[begin INPUT RECORDS]

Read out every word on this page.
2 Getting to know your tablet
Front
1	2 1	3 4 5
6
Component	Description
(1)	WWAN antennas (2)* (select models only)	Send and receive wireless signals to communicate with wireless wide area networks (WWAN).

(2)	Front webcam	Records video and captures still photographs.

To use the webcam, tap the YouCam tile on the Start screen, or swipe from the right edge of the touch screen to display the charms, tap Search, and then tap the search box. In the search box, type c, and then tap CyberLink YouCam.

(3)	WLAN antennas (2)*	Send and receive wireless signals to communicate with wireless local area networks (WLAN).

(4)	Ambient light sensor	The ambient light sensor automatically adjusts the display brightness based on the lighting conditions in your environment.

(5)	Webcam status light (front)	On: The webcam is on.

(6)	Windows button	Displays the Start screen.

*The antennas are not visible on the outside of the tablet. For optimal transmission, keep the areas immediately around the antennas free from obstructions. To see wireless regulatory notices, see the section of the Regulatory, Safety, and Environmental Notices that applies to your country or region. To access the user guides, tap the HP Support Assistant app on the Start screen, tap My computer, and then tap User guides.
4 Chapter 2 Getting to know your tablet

[end INPUT RECORDS]
[begin INPUT RECORDS]

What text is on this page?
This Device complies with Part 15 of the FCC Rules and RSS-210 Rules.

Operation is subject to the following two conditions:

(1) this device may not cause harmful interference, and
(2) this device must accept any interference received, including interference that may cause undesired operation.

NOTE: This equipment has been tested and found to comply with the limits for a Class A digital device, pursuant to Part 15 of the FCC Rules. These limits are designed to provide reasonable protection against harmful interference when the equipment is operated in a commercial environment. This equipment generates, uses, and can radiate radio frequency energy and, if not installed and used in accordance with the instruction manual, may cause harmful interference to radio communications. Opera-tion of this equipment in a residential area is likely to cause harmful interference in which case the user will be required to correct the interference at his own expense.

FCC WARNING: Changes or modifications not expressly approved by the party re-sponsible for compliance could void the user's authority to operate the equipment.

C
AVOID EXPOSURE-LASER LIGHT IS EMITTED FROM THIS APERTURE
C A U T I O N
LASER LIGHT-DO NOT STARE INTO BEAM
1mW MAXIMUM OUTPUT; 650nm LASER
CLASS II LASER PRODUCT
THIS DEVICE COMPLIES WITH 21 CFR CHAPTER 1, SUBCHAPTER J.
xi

[end INPUT RECORDS]

WHAT NEEDS TO BE DONE ->
Pick out the lines containing the string "Getting" and show them.

CORRECT RESPONSE ->
2 Getting to know your tablet
4 Chapter 2 Getting to know your tablet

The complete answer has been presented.